### DIRECTIONS
Check every line below for the string "Marketing", and copy the lines that contain it.

### DATASET CONTENT
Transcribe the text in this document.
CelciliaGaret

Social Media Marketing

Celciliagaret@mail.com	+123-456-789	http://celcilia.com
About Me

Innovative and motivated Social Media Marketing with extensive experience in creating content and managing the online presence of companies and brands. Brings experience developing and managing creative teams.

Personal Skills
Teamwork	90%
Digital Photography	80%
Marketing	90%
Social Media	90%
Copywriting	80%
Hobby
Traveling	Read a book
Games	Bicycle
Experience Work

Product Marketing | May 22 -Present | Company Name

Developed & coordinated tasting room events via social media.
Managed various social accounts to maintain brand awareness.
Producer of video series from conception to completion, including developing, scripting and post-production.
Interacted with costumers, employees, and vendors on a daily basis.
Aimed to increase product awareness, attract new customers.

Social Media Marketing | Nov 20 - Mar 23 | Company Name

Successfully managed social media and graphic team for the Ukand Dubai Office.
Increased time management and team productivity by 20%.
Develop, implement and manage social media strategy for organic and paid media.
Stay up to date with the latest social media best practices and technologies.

### FINISHED EXERCISE
Social Media Marketing
Innovative and motivated Social Media Marketing with extensive experience in creating content and managing the online presence of companies and brands. Brings experience developing and managing creative teams.
Marketing	90%
Product Marketing | May 22 -Present | Company Name
Social Media Marketing | Nov 20 - Mar 23 | Company Name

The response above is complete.